======== Data rows ========

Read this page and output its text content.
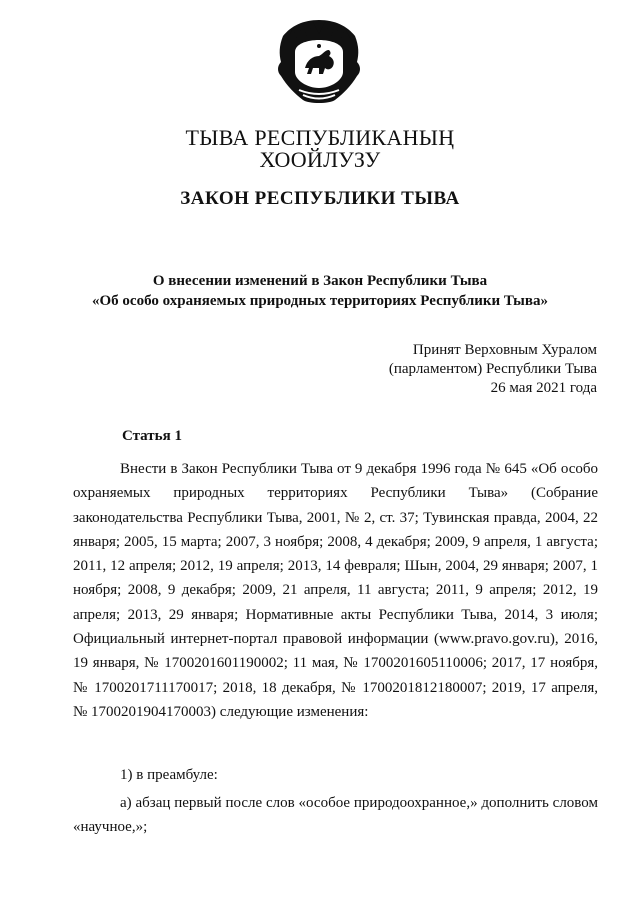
ТЫВА РЕСПУБЛИКАНЫҢ
ХООЙЛУЗУ
ЗАКОН РЕСПУБЛИКИ ТЫВА
О внесении изменений в Закон Республики Тыва
«Об особо охраняемых природных территориях Республики Тыва»
Принят Верховным Хуралом
(парламентом) Республики Тыва
26 мая 2021 года
Статья 1

Внести в Закон Республики Тыва от 9 декабря 1996 года № 645 «Об особо охраняемых природных территориях Республики Тыва» (Собрание законодательства Республики Тыва, 2001, № 2, ст. 37; Тувинская правда, 2004, 22 января; 2005, 15 марта; 2007, 3 ноября; 2008, 4 декабря; 2009, 9 апреля, 1 августа; 2011, 12 апреля; 2012, 19 апреля; 2013, 14 февраля; Шын, 2004, 29 января; 2007, 1 ноября; 2008, 9 декабря; 2009, 21 апреля, 11 августа; 2011, 9 апреля; 2012, 19 апреля; 2013, 29 января; Нормативные акты Республики Тыва, 2014, 3 июля; Официальный интернет-портал правовой информации (www.pravo.gov.ru), 2016, 19 января, № 1700201601190002; 11 мая, № 1700201605110006; 2017, 17 ноября, № 1700201711170017; 2018, 18 декабря, № 1700201812180007; 2019, 17 апреля, № 1700201904170003) следующие изменения:

1) в преамбуле:

а) абзац первый после слов «особое природоохранное,» дополнить словом «научное,»;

========

> [What is expected]:
Keep every word of the data as it is when you write it out, but drop the pictures.

> [Answer for the task]:
Read this page and output its text content.
ТЫВА РЕСПУБЛИКАНЫҢ
ХООЙЛУЗУ
ЗАКОН РЕСПУБЛИКИ ТЫВА
О внесении изменений в Закон Республики Тыва
«Об особо охраняемых природных территориях Республики Тыва»
Принят Верховным Хуралом
(парламентом) Республики Тыва
26 мая 2021 года
Статья 1

Внести в Закон Республики Тыва от 9 декабря 1996 года № 645 «Об особо охраняемых природных территориях Республики Тыва» (Собрание законодательства Республики Тыва, 2001, № 2, ст. 37; Тувинская правда, 2004, 22 января; 2005, 15 марта; 2007, 3 ноября; 2008, 4 декабря; 2009, 9 апреля, 1 августа; 2011, 12 апреля; 2012, 19 апреля; 2013, 14 февраля; Шын, 2004, 29 января; 2007, 1 ноября; 2008, 9 декабря; 2009, 21 апреля, 11 августа; 2011, 9 апреля; 2012, 19 апреля; 2013, 29 января; Нормативные акты Республики Тыва, 2014, 3 июля; Официальный интернет-портал правовой информации (www.pravo.gov.ru), 2016, 19 января, № 1700201601190002; 11 мая, № 1700201605110006; 2017, 17 ноября, № 1700201711170017; 2018, 18 декабря, № 1700201812180007; 2019, 17 апреля, № 1700201904170003) следующие изменения:

1) в преамбуле:

а) абзац первый после слов «особое природоохранное,» дополнить словом «научное,»;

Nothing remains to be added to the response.